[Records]
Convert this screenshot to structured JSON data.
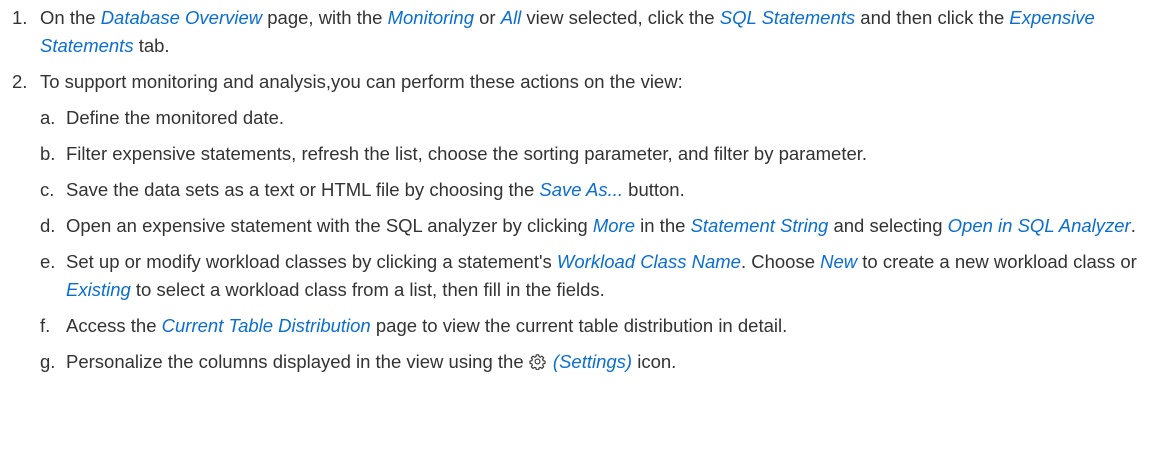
{
  "steps": [
    {
      "number": "1.",
      "parts": [
        "On the ",
        "Database Overview",
        " page, with the ",
        "Monitoring",
        " or ",
        "All",
        " view selected, click the ",
        "SQL Statements",
        " and then click the ",
        "Expensive Statements",
        " tab."
      ]
    },
    {
      "number": "2.",
      "text": "To support monitoring and analysis,you can perform these actions on the view:",
      "substeps": [
        {
          "letter": "a.",
          "text": "Define the monitored date."
        },
        {
          "letter": "b.",
          "text": "Filter expensive statements, refresh the list, choose the sorting parameter, and filter by parameter."
        },
        {
          "letter": "c.",
          "parts": [
            "Save the data sets as a text or HTML file by choosing the ",
            "Save As...",
            " button."
          ]
        },
        {
          "letter": "d.",
          "parts": [
            "Open an expensive statement with the SQL analyzer by clicking ",
            "More",
            " in the ",
            "Statement String",
            " and selecting ",
            "Open in SQL Analyzer",
            "."
          ]
        },
        {
          "letter": "e.",
          "parts": [
            "Set up or modify workload classes by clicking a statement's ",
            "Workload Class Name",
            ". Choose ",
            "New",
            " to create a new workload class or ",
            "Existing",
            " to select a workload class from a list, then fill in the fields."
          ]
        },
        {
          "letter": "f.",
          "parts": [
            "Access the ",
            "Current Table Distribution",
            " page to view the current table distribution in detail."
          ]
        },
        {
          "letter": "g.",
          "parts": [
            "Personalize the columns displayed in the view using the ",
            " ",
            "(Settings)",
            " icon."
          ],
          "icon": "gear-icon"
        }
      ]
    }
  ],
  "colors": {
    "link": "#0a6ed1",
    "text": "#333333"
  }
}
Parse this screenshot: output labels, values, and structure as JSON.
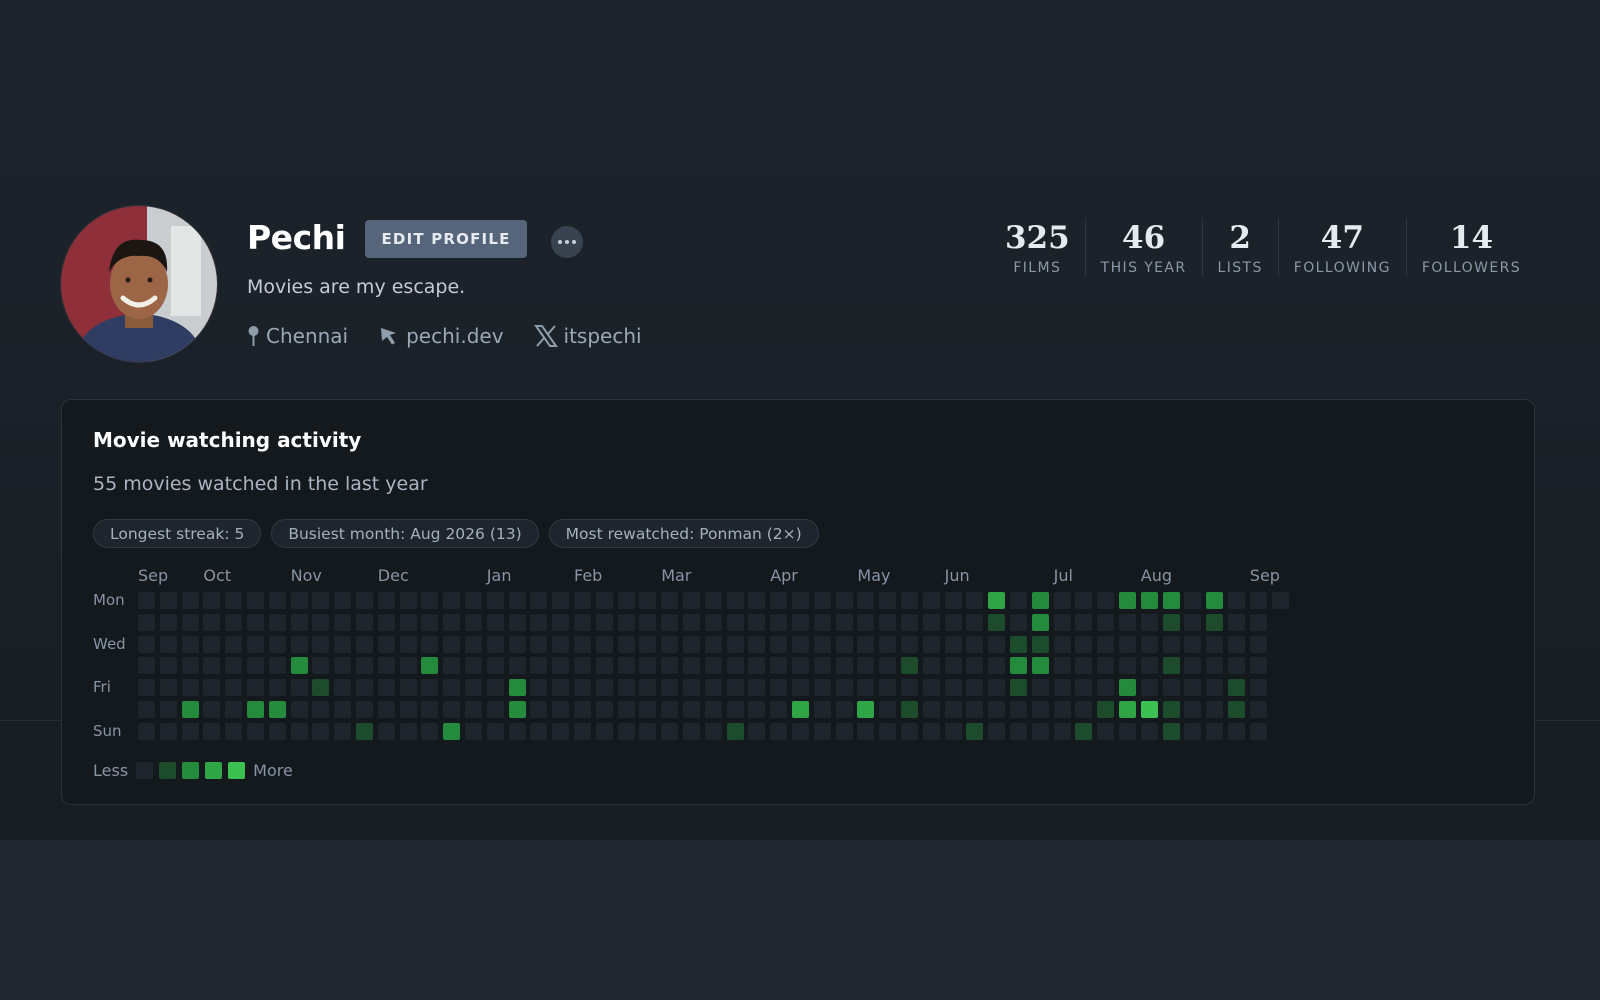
{
  "profile": {
    "name": "Pechi",
    "edit_label": "EDIT PROFILE",
    "bio": "Movies are my escape.",
    "location": "Chennai",
    "website": "pechi.dev",
    "twitter": "itspechi"
  },
  "stats": [
    {
      "value": "325",
      "label": "FILMS"
    },
    {
      "value": "46",
      "label": "THIS YEAR"
    },
    {
      "value": "2",
      "label": "LISTS"
    },
    {
      "value": "47",
      "label": "FOLLOWING"
    },
    {
      "value": "14",
      "label": "FOLLOWERS"
    }
  ],
  "activity": {
    "title": "Movie watching activity",
    "summary": "55 movies watched in the last year",
    "pills": [
      "Longest streak: 5",
      "Busiest month: Aug 2026 (13)",
      "Most rewatched: Ponman (2×)"
    ],
    "months": [
      {
        "label": "Sep",
        "week": 0
      },
      {
        "label": "Oct",
        "week": 3
      },
      {
        "label": "Nov",
        "week": 7
      },
      {
        "label": "Dec",
        "week": 11
      },
      {
        "label": "Jan",
        "week": 16
      },
      {
        "label": "Feb",
        "week": 20
      },
      {
        "label": "Mar",
        "week": 24
      },
      {
        "label": "Apr",
        "week": 29
      },
      {
        "label": "May",
        "week": 33
      },
      {
        "label": "Jun",
        "week": 37
      },
      {
        "label": "Jul",
        "week": 42
      },
      {
        "label": "Aug",
        "week": 46
      },
      {
        "label": "Sep",
        "week": 51
      }
    ],
    "day_labels": [
      {
        "label": "Mon",
        "row": 0
      },
      {
        "label": "Wed",
        "row": 2
      },
      {
        "label": "Fri",
        "row": 4
      },
      {
        "label": "Sun",
        "row": 6
      }
    ],
    "week_count": 52,
    "extra_week_rows": [
      0
    ],
    "legend": {
      "less": "Less",
      "more": "More"
    },
    "level_colors": [
      "#1e252c",
      "#1c4c2c",
      "#248a3c",
      "#2fa547",
      "#3dc052"
    ],
    "active_days": [
      {
        "week": 2,
        "day": 5,
        "level": 2
      },
      {
        "week": 5,
        "day": 5,
        "level": 2
      },
      {
        "week": 6,
        "day": 5,
        "level": 2
      },
      {
        "week": 7,
        "day": 3,
        "level": 2
      },
      {
        "week": 8,
        "day": 4,
        "level": 1
      },
      {
        "week": 10,
        "day": 6,
        "level": 1
      },
      {
        "week": 13,
        "day": 3,
        "level": 2
      },
      {
        "week": 14,
        "day": 6,
        "level": 2
      },
      {
        "week": 17,
        "day": 4,
        "level": 2
      },
      {
        "week": 17,
        "day": 5,
        "level": 2
      },
      {
        "week": 27,
        "day": 6,
        "level": 1
      },
      {
        "week": 30,
        "day": 5,
        "level": 3
      },
      {
        "week": 33,
        "day": 5,
        "level": 3
      },
      {
        "week": 35,
        "day": 3,
        "level": 1
      },
      {
        "week": 35,
        "day": 5,
        "level": 1
      },
      {
        "week": 38,
        "day": 6,
        "level": 1
      },
      {
        "week": 39,
        "day": 0,
        "level": 3
      },
      {
        "week": 39,
        "day": 1,
        "level": 1
      },
      {
        "week": 40,
        "day": 2,
        "level": 1
      },
      {
        "week": 40,
        "day": 3,
        "level": 2
      },
      {
        "week": 40,
        "day": 4,
        "level": 1
      },
      {
        "week": 41,
        "day": 0,
        "level": 2
      },
      {
        "week": 41,
        "day": 1,
        "level": 2
      },
      {
        "week": 41,
        "day": 2,
        "level": 1
      },
      {
        "week": 41,
        "day": 3,
        "level": 2
      },
      {
        "week": 43,
        "day": 6,
        "level": 1
      },
      {
        "week": 44,
        "day": 5,
        "level": 1
      },
      {
        "week": 45,
        "day": 0,
        "level": 2
      },
      {
        "week": 45,
        "day": 4,
        "level": 2
      },
      {
        "week": 45,
        "day": 5,
        "level": 3
      },
      {
        "week": 46,
        "day": 0,
        "level": 2
      },
      {
        "week": 46,
        "day": 5,
        "level": 4
      },
      {
        "week": 47,
        "day": 0,
        "level": 2
      },
      {
        "week": 47,
        "day": 1,
        "level": 1
      },
      {
        "week": 47,
        "day": 3,
        "level": 1
      },
      {
        "week": 47,
        "day": 5,
        "level": 1
      },
      {
        "week": 47,
        "day": 6,
        "level": 1
      },
      {
        "week": 49,
        "day": 0,
        "level": 2
      },
      {
        "week": 49,
        "day": 1,
        "level": 1
      },
      {
        "week": 50,
        "day": 4,
        "level": 1
      },
      {
        "week": 50,
        "day": 5,
        "level": 1
      }
    ]
  }
}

What is needed. Gather each line that holds "text".

Task answer.
      "text": "To support monitoring and analysis,you can perform these actions on the view:",
          "text": "Define the monitored date."
          "text": "Filter expensive statements, refresh the list, choose the sorting parameter, and filter by parameter."
            "Save the data sets as a text or HTML file by choosing the ",
    "text": "#333333"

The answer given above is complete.